Select every line holding the word "Исполнено" and copy it.

= = = = = = =

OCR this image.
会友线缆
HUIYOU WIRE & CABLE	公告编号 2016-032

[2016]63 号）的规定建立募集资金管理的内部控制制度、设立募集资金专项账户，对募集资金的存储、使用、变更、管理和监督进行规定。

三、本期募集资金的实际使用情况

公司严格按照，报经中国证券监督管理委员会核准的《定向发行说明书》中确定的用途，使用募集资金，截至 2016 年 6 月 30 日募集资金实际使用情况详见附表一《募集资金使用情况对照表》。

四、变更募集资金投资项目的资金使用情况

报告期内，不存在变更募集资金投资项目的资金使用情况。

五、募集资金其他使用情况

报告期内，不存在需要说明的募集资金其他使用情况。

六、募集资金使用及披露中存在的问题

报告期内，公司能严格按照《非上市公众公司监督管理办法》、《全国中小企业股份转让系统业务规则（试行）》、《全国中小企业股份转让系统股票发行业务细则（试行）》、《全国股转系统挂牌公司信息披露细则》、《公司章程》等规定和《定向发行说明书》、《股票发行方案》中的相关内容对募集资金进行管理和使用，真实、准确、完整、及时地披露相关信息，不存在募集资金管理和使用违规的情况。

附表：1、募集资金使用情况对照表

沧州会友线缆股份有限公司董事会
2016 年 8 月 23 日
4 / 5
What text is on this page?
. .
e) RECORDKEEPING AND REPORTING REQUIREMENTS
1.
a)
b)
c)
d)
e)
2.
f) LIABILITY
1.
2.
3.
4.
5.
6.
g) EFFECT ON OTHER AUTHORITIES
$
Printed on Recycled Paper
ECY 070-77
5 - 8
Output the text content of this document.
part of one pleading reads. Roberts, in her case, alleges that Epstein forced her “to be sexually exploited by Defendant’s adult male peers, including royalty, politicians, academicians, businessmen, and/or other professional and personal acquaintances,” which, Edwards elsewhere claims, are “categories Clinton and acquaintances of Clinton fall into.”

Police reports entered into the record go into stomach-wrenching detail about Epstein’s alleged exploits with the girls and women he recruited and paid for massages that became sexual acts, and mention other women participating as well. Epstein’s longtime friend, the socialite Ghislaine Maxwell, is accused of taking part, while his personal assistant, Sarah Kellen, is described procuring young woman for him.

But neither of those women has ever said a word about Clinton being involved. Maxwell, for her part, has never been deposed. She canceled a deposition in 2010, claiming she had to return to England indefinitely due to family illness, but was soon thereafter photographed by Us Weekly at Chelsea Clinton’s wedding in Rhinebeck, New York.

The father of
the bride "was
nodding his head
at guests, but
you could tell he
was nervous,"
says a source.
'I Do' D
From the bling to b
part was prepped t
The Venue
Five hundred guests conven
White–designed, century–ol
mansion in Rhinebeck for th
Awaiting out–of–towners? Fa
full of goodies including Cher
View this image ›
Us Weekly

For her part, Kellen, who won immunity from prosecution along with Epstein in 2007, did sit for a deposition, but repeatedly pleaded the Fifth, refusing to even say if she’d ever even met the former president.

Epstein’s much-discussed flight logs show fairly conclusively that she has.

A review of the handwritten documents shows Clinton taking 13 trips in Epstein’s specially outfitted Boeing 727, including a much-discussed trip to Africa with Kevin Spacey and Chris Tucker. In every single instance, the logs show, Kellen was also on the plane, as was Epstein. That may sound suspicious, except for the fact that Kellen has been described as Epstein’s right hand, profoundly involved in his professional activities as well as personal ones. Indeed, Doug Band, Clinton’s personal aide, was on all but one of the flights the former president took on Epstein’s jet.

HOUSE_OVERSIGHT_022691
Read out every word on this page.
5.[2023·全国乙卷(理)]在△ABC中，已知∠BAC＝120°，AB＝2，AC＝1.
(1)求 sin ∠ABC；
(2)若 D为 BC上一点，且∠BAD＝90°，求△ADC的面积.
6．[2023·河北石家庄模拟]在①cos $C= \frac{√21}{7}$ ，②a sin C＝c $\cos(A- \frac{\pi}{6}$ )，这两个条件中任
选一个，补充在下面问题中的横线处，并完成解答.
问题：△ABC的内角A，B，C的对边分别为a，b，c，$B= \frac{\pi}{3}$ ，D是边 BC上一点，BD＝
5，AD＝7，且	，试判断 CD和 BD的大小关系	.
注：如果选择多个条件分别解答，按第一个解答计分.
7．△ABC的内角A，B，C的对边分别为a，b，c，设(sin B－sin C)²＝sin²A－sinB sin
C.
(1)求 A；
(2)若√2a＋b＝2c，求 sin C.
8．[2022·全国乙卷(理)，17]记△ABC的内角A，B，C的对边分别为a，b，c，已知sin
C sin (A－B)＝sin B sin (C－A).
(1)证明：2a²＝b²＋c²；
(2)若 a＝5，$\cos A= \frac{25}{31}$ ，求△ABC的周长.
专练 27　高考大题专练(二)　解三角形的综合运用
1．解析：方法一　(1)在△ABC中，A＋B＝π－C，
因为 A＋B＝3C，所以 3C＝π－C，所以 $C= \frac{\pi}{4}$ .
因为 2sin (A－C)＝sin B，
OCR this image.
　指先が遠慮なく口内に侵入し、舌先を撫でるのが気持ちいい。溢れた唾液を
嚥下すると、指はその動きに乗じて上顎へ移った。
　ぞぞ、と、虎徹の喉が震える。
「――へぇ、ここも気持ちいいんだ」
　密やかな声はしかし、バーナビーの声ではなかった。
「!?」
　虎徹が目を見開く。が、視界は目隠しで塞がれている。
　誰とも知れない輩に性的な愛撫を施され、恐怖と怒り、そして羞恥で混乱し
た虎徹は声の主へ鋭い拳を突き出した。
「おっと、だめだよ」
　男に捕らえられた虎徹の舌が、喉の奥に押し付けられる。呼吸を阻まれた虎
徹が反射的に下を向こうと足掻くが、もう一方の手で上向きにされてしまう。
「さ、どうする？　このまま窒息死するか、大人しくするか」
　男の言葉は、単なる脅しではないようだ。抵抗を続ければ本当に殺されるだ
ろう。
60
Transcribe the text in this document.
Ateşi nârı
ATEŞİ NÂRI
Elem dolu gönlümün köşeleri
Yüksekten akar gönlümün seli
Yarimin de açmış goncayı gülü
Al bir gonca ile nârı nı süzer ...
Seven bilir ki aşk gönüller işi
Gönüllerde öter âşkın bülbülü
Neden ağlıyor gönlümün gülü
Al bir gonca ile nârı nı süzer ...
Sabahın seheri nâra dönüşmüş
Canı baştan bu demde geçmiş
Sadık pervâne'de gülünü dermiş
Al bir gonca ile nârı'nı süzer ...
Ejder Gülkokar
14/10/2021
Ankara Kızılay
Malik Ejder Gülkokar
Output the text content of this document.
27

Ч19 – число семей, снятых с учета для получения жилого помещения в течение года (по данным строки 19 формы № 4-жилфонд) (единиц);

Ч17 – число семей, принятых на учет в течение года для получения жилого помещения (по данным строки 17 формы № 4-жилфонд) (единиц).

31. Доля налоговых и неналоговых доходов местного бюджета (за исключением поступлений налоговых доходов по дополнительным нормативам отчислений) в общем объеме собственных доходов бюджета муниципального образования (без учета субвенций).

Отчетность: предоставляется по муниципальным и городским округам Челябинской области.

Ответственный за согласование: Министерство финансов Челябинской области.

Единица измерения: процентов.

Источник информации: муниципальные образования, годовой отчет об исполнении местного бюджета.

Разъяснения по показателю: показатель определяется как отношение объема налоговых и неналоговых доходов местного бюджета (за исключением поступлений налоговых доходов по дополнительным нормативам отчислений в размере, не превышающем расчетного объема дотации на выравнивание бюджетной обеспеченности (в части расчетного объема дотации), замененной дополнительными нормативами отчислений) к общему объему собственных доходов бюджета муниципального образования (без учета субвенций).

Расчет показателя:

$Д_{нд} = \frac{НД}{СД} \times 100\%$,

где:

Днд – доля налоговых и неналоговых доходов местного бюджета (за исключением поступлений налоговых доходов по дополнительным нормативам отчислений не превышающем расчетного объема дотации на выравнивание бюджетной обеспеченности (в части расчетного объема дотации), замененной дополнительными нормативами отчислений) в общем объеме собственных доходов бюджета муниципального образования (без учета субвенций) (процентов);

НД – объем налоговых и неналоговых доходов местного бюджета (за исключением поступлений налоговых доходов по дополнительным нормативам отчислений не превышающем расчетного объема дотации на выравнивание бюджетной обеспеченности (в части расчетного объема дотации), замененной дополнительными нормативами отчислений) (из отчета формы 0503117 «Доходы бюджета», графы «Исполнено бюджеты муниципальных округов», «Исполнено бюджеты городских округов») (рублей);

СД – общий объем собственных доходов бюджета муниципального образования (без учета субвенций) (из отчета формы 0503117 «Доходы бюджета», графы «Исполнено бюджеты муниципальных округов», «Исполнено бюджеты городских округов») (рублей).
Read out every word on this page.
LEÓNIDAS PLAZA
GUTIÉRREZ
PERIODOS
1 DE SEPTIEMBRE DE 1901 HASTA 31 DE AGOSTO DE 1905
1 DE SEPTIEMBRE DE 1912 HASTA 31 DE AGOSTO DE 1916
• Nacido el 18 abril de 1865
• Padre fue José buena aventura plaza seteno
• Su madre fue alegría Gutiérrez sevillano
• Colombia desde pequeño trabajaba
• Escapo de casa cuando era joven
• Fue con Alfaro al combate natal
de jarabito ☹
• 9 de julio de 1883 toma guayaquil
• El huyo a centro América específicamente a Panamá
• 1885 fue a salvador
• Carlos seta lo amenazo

= = = = = = =

* The response
НД – объем налоговых и неналоговых доходов местного бюджета (за исключением поступлений налоговых доходов по дополнительным нормативам отчислений не превышающем расчетного объема дотации на выравнивание бюджетной обеспеченности (в части расчетного объема дотации), замененной дополнительными нормативами отчислений) (из отчета формы 0503117 «Доходы бюджета», графы «Исполнено бюджеты муниципальных округов», «Исполнено бюджеты городских округов») (рублей);
СД – общий объем собственных доходов бюджета муниципального образования (без учета субвенций) (из отчета формы 0503117 «Доходы бюджета», графы «Исполнено бюджеты муниципальных округов», «Исполнено бюджеты городских округов») (рублей).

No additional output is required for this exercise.